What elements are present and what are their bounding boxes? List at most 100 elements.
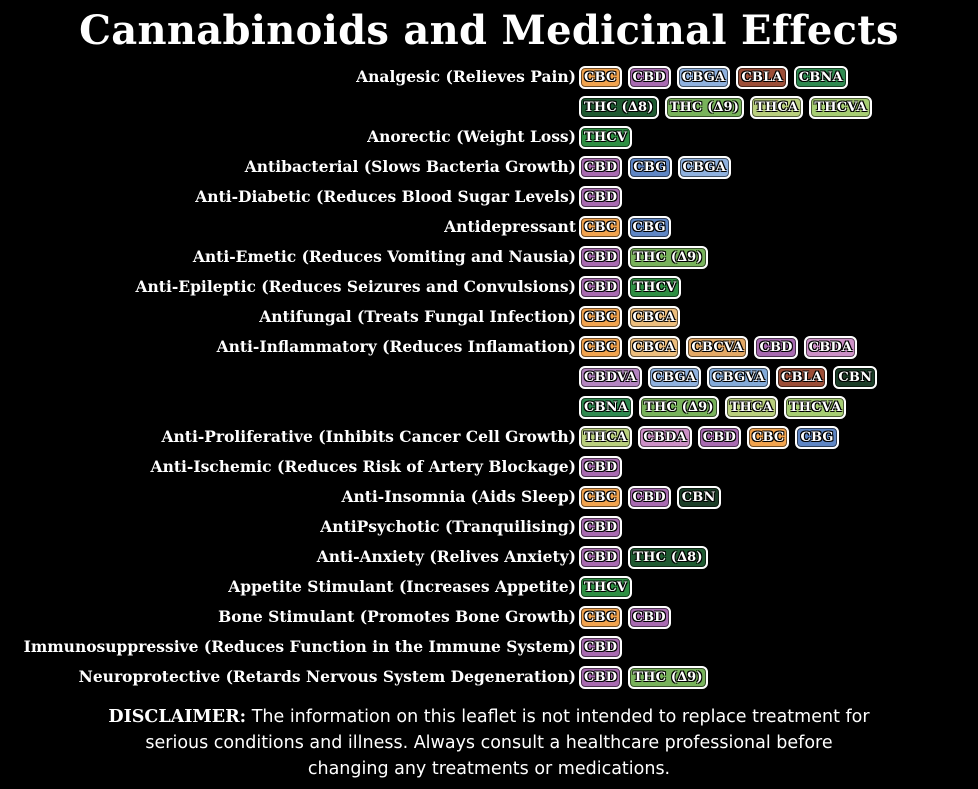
cannabinoid-badge: CBD [627,66,671,89]
effect-row: Anti-Insomnia (Aids Sleep) CBC CBD CBN [0,483,978,513]
effect-row: Appetite Stimulant (Increases Appetite) T… [0,573,978,603]
cannabinoid-badges: THCV [579,576,633,599]
cannabinoid-badge: THCA [750,96,804,119]
cannabinoid-badge: THCV [579,126,633,149]
effect-label: Appetite Stimulant (Increases Appetite) [228,577,576,596]
cannabinoid-badge: CBGVA [707,366,770,389]
cannabinoid-badge: CBDA [803,336,858,359]
effect-label: Antifungal (Treats Fungal Infection) [259,307,576,326]
cannabinoid-badges: CBD THC (∆9) [579,666,708,689]
effect-label: Neuroprotective (Retards Nervous System … [78,667,576,686]
effect-label: Anti-Diabetic (Reduces Blood Sugar Level… [195,187,576,206]
effect-label: Antibacterial (Slows Bacteria Growth) [244,157,576,176]
cannabinoid-badge: THCVA [783,396,847,419]
cannabinoid-badge: THCV [628,276,682,299]
cannabinoid-badge: CBN [676,486,721,509]
cannabinoid-badges: CBD THCV [579,276,682,299]
effect-label: Anti-Proliferative (Inhibits Cancer Cell… [161,427,576,446]
cannabinoid-badges: CBC CBCA [579,306,681,329]
effect-row: Antifungal (Treats Fungal Infection) CBC C… [0,303,978,333]
cannabinoid-badges: CBC CBG [579,216,671,239]
cannabinoid-badge: THCVA [809,96,872,119]
cannabinoid-badges: CBC CBCA CBCVA CBD CBDA [579,336,858,359]
cannabinoid-badge: CBD [579,156,623,179]
effect-row: Anti-Anxiety (Relives Anxiety) CBD THC (∆8… [0,543,978,573]
cannabinoid-badge: CBD [579,546,623,569]
cannabinoid-badge: CBC [579,336,622,359]
cannabinoid-badge: CBGA [677,156,732,179]
cannabinoid-badge: CBDA [638,426,692,449]
effect-row: Analgesic (Relieves Pain) CBC CBD CBGA CBLA C… [0,63,978,93]
effect-row: Anti-Inflammatory (Reduces Inflamation) C… [0,333,978,363]
cannabinoid-badges: CBD THC (∆8) [579,546,708,569]
effect-row: Antibacterial (Slows Bacteria Growth) CBD… [0,153,978,183]
cannabinoid-badges: CBD [579,456,623,479]
effect-row: Bone Stimulant (Promotes Bone Growth) CBC… [0,603,978,633]
cannabinoid-badge: CBDVA [579,366,642,389]
effect-row: Neuroprotective (Retards Nervous System … [0,663,978,693]
cannabinoid-badges: CBC CBD [579,606,671,629]
cannabinoid-badge: THC (∆9) [664,96,745,119]
cannabinoid-badge: CBD [579,246,623,269]
cannabinoid-badge: THC (∆8) [579,96,659,119]
cannabinoid-badge: CBC [579,66,622,89]
effect-label: Anti-Epileptic (Reduces Seizures and Con… [135,277,577,296]
effect-label: Analgesic (Relieves Pain) [356,67,576,86]
effects-list: Analgesic (Relieves Pain) CBC CBD CBGA CBLA C… [0,63,978,693]
cannabinoid-badges: CBNA THC (∆9) THCA THCVA [579,396,847,419]
cannabinoid-badge: THC (∆9) [639,396,719,419]
effect-row: Antidepressant CBC CBG [0,213,978,243]
cannabinoid-badge: CBG [628,156,672,179]
cannabinoid-badge: CBCVA [686,336,749,359]
cannabinoid-badge: CBGA [647,366,702,389]
cannabinoid-badges: CBC CBD CBGA CBLA CBNA [579,66,848,89]
effect-row: Anti-Proliferative (Inhibits Cancer Cell… [0,423,978,453]
cannabinoid-badge: CBC [579,216,622,239]
effect-label: Anti-Emetic (Reduces Vomiting and Nausia… [192,247,576,266]
disclaimer: DISCLAIMER: The information on this leaf… [0,704,978,782]
effect-row: THC (∆8) THC (∆9) THCA THCVA [0,93,978,123]
cannabinoid-badge: CBG [795,426,839,449]
cannabinoid-badge: CBD [579,666,623,689]
disclaimer-text-1: The information on this leaflet is not i… [246,707,870,727]
effect-label: Antidepressant [444,217,576,236]
effect-label: AntiPsychotic (Tranquilising) [320,517,576,536]
cannabinoid-badge: THC (∆9) [628,666,708,689]
effect-row: Immunosuppressive (Reduces Function in t… [0,633,978,663]
effect-label: Anti-Insomnia (Aids Sleep) [341,487,576,506]
effect-row: Anti-Diabetic (Reduces Blood Sugar Level… [0,183,978,213]
cannabinoid-badge: CBNA [793,66,848,89]
cannabinoid-badges: CBD [579,186,623,209]
effect-label: Anti-Inflammatory (Reduces Inflamation) [216,337,576,356]
cannabinoid-badge: CBCA [627,336,681,359]
cannabinoid-badge: CBC [579,306,622,329]
cannabinoid-badge: CBNA [579,396,634,419]
effect-label: Immunosuppressive (Reduces Function in t… [23,637,576,656]
cannabinoid-badge: CBC [579,606,622,629]
effect-row: CBNA THC (∆9) THCA THCVA [0,393,978,423]
cannabinoid-badge: THCA [724,396,778,419]
cannabinoid-badges: CBD [579,516,623,539]
cannabinoid-badge: CBD [579,636,623,659]
disclaimer-lead: DISCLAIMER: [108,707,247,727]
cannabinoid-badge: CBCA [627,306,681,329]
effect-row: Anti-Epileptic (Reduces Seizures and Con… [0,273,978,303]
cannabinoid-badge: CBD [627,606,671,629]
effect-row: CBDVA CBGA CBGVA CBLA CBN [0,363,978,393]
cannabinoid-badge: CBD [697,426,741,449]
cannabinoid-badges: THCA CBDA CBD CBC CBG [579,426,839,449]
cannabinoid-badge: CBD [579,516,623,539]
cannabinoid-badge: CBD [579,276,623,299]
cannabinoid-badge: CBC [579,486,622,509]
cannabinoid-badges: CBDVA CBGA CBGVA CBLA CBN [579,366,878,389]
effect-label: Anti-Ischemic (Reduces Risk of Artery Bl… [150,457,576,476]
cannabinoid-badges: CBD CBG CBGA [579,156,732,179]
cannabinoid-badge: CBGA [676,66,731,89]
cannabinoid-badge: CBD [579,186,623,209]
cannabinoid-badges: CBD [579,636,623,659]
effect-row: Anorectic (Weight Loss) THCV [0,123,978,153]
effect-row: Anti-Ischemic (Reduces Risk of Artery Bl… [0,453,978,483]
cannabinoid-badges: THCV [579,126,633,149]
cannabinoid-badge: CBC [746,426,790,449]
cannabinoid-badge: THCV [579,576,633,599]
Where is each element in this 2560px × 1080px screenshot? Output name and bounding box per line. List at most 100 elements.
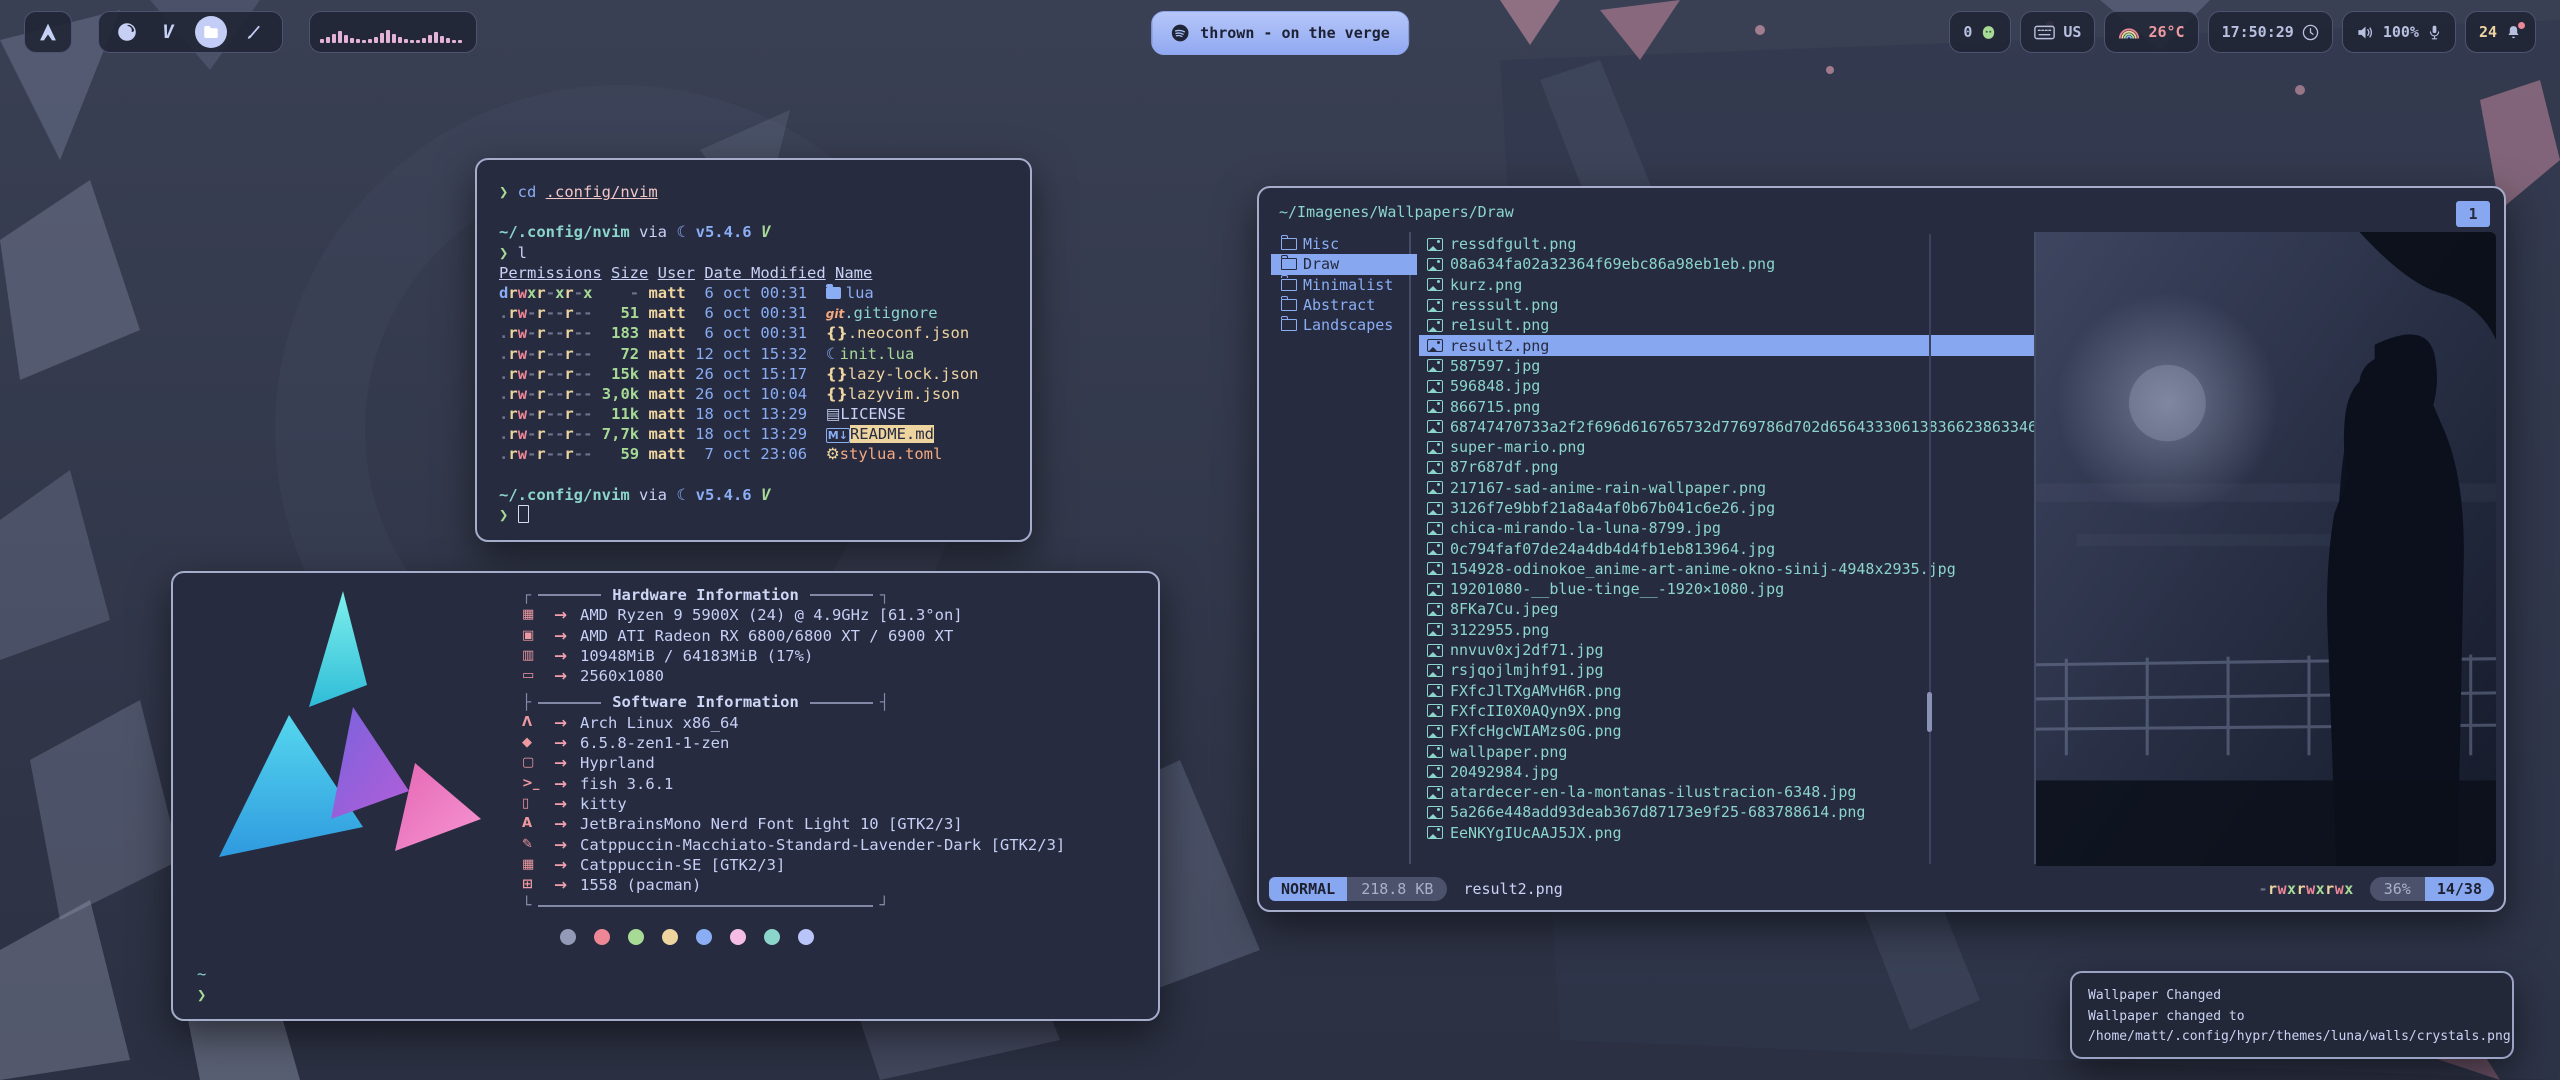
file-list-item[interactable]: 3126f7e9bbf21a8a4af0b67b041c6e26.jpg bbox=[1419, 498, 2034, 518]
fetch-row: ▥→10948MiB / 64183MiB (17%) bbox=[522, 646, 1138, 666]
file-list-item[interactable]: kurz.png bbox=[1419, 275, 2034, 295]
file-row: .rw-r--r-- 15k matt 26 oct 15:17 {}lazy-… bbox=[499, 364, 1008, 384]
weather-pill[interactable]: 26°C bbox=[2104, 11, 2198, 53]
file-list-item[interactable]: 8FKa7Cu.jpeg bbox=[1419, 599, 2034, 619]
file-list-item[interactable]: chica-mirando-la-luna-8799.jpg bbox=[1419, 518, 2034, 538]
file-list-item[interactable]: result2.png bbox=[1419, 335, 2034, 355]
scrollbar-thumb[interactable] bbox=[1927, 692, 1932, 732]
file-list-item[interactable]: 20492984.jpg bbox=[1419, 762, 2034, 782]
file-manager-window[interactable]: ~/Imagenes/Wallpapers/Draw 1 MiscDrawMin… bbox=[1257, 186, 2506, 912]
audio-visualizer[interactable] bbox=[309, 11, 477, 53]
file-list-item[interactable]: 87r687df.png bbox=[1419, 457, 2034, 477]
file-list-item[interactable]: 217167-sad-anime-rain-wallpaper.png bbox=[1419, 478, 2034, 498]
file-list-item[interactable]: resssult.png bbox=[1419, 295, 2034, 315]
file-list-item[interactable]: FXfcJlTXgAMvH6R.png bbox=[1419, 681, 2034, 701]
palette-dot-2 bbox=[628, 929, 644, 945]
arch-icon: Λ bbox=[522, 713, 554, 733]
keyboard-icon bbox=[2034, 25, 2055, 40]
arrow-icon: → bbox=[554, 814, 580, 834]
fetch-row: ▭→2560x1080 bbox=[522, 666, 1138, 686]
file-manager-icon[interactable] bbox=[195, 16, 227, 48]
notifications-pill[interactable]: 24 bbox=[2465, 11, 2536, 53]
file-row: .rw-r--r-- 183 matt 6 oct 00:31 {}.neoco… bbox=[499, 323, 1008, 343]
paintbrush-icon[interactable] bbox=[240, 18, 268, 46]
shell-icon: >_ bbox=[522, 774, 554, 794]
file-list-item[interactable]: 587597.jpg bbox=[1419, 356, 2034, 376]
image-file-icon bbox=[1427, 826, 1443, 839]
file-name: .gitignore bbox=[844, 304, 937, 322]
terminal-color-dots bbox=[560, 929, 1138, 945]
spotify-icon bbox=[1170, 23, 1190, 43]
file-permissions: .rw-r--r-- bbox=[499, 385, 602, 403]
file-list-item[interactable]: atardecer-en-la-montanas-ilustracion-634… bbox=[1419, 782, 2034, 802]
tray-count: 0 bbox=[1963, 23, 1972, 41]
unread-dot bbox=[2518, 22, 2525, 29]
fetch-row: ▣→AMD ATI Radeon RX 6800/6800 XT / 6900 … bbox=[522, 626, 1138, 646]
gear-icon: ⚙ bbox=[826, 445, 840, 463]
clock-icon bbox=[2302, 24, 2319, 41]
firefox-icon[interactable] bbox=[113, 18, 141, 46]
sidebar-item-misc[interactable]: Misc bbox=[1271, 234, 1417, 254]
keyboard-layout-pill[interactable]: US bbox=[2020, 11, 2095, 53]
vim-icon[interactable]: V bbox=[154, 18, 182, 46]
image-file-icon bbox=[1427, 420, 1443, 433]
scrollbar-track[interactable] bbox=[1929, 234, 1931, 864]
image-file-icon bbox=[1427, 238, 1443, 251]
gtk-theme-icon: ✎ bbox=[522, 835, 554, 855]
terminal-line bbox=[499, 465, 1008, 485]
file-list-item[interactable]: 154928-odinokoe_anime-art-anime-okno-sin… bbox=[1419, 559, 2034, 579]
image-file-icon bbox=[1427, 623, 1443, 636]
file-list-item[interactable]: 08a634fa02a32364f69ebc86a98eb1eb.png bbox=[1419, 254, 2034, 274]
file-list-item[interactable]: 866715.png bbox=[1419, 396, 2034, 416]
notification-toast[interactable]: Wallpaper Changed Wallpaper changed to /… bbox=[2070, 971, 2514, 1059]
terminal-icon: ▯ bbox=[522, 794, 554, 814]
file-list: ressdfgult.png08a634fa02a32364f69ebc86a9… bbox=[1419, 234, 2034, 864]
file-list-item[interactable]: ressdfgult.png bbox=[1419, 234, 2034, 254]
file-list-item[interactable]: 5a266e448add93deab367d87173e9f25-6837886… bbox=[1419, 802, 2034, 822]
hardware-value: 2560x1080 bbox=[580, 666, 664, 686]
sidebar-item-minimalist[interactable]: Minimalist bbox=[1271, 275, 1417, 295]
file-list-item[interactable]: 19201080-__blue-tinge__-1920×1080.jpg bbox=[1419, 579, 2034, 599]
tray-pill[interactable]: 0 bbox=[1949, 11, 2011, 53]
image-file-icon bbox=[1427, 603, 1443, 616]
file-list-item[interactable]: FXfcII0X0AQyn9X.png bbox=[1419, 701, 2034, 721]
section-footer: └┘ bbox=[522, 895, 889, 915]
software-section-header: ├ Software Information ┤ bbox=[522, 692, 889, 712]
fetch-row: ▢→Hyprland bbox=[522, 753, 1138, 773]
sidebar-item-draw[interactable]: Draw bbox=[1271, 254, 1417, 274]
volume-level: 100% bbox=[2383, 23, 2419, 41]
system-info-window[interactable]: ┌ Hardware Information ┐ ▦→AMD Ryzen 9 5… bbox=[171, 571, 1160, 1021]
sidebar-item-landscapes[interactable]: Landscapes bbox=[1271, 315, 1417, 335]
file-name: lazy-lock.json bbox=[848, 365, 979, 383]
clock-pill[interactable]: 17:50:29 bbox=[2208, 11, 2333, 53]
file-list-item[interactable]: EeNKYgIUcAAJ5JX.png bbox=[1419, 823, 2034, 843]
tab-badge[interactable]: 1 bbox=[2456, 201, 2490, 227]
file-list-item[interactable]: FXfcHgcWIAMzs0G.png bbox=[1419, 721, 2034, 741]
folder-icon bbox=[1281, 258, 1297, 270]
fetch-row: ▯→kitty bbox=[522, 794, 1138, 814]
file-list-item[interactable]: re1sult.png bbox=[1419, 315, 2034, 335]
file-list-item[interactable]: rsjqojlmjhf91.jpg bbox=[1419, 660, 2034, 680]
breadcrumb-path: ~/Imagenes/Wallpapers/Draw bbox=[1279, 203, 1514, 221]
file-list-item[interactable]: wallpaper.png bbox=[1419, 741, 2034, 761]
file-list-item[interactable]: 596848.jpg bbox=[1419, 376, 2034, 396]
audio-pill[interactable]: 100% bbox=[2342, 11, 2456, 53]
file-permissions: .rw-r--r-- bbox=[499, 345, 602, 363]
font-icon: A bbox=[522, 814, 554, 834]
prompt-path: ~ bbox=[197, 964, 206, 984]
file-list-item[interactable]: 0c794faf07de24a4db4d4fb1eb813964.jpg bbox=[1419, 538, 2034, 558]
hardware-value: AMD ATI Radeon RX 6800/6800 XT / 6900 XT bbox=[580, 626, 953, 646]
media-player-pill[interactable]: thrown - on the verge bbox=[1151, 11, 1409, 55]
palette-dot-6 bbox=[764, 929, 780, 945]
folder-icon bbox=[1281, 238, 1297, 250]
file-list-item[interactable]: 3122955.png bbox=[1419, 620, 2034, 640]
sidebar-item-abstract[interactable]: Abstract bbox=[1271, 295, 1417, 315]
launcher-button[interactable] bbox=[24, 11, 72, 53]
file-list-item[interactable]: nnvuv0xj2df71.jpg bbox=[1419, 640, 2034, 660]
file-size-badge: 218.8 KB bbox=[1347, 877, 1447, 901]
arch-logo-icon bbox=[38, 22, 58, 42]
folder-icon bbox=[1281, 319, 1297, 331]
file-list-item[interactable]: super-mario.png bbox=[1419, 437, 2034, 457]
file-list-item[interactable]: 68747470733a2f2f696d616765732d7769786d70… bbox=[1419, 417, 2034, 437]
terminal-window[interactable]: ❯ cd .config/nvim~/.config/nvim via ☾ v5… bbox=[475, 158, 1032, 542]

| WHAT THE TASK REQUIRES |
Which lines of the records contain the word "Imagenes"? Copy each of them.

| RESULT |
file-manager-window[interactable]: ~/Imagenes/Wallpapers/Draw 1 MiscDrawMin… bbox=[1257, 186, 2506, 912]
breadcrumb-path: ~/Imagenes/Wallpapers/Draw bbox=[1279, 203, 1514, 221]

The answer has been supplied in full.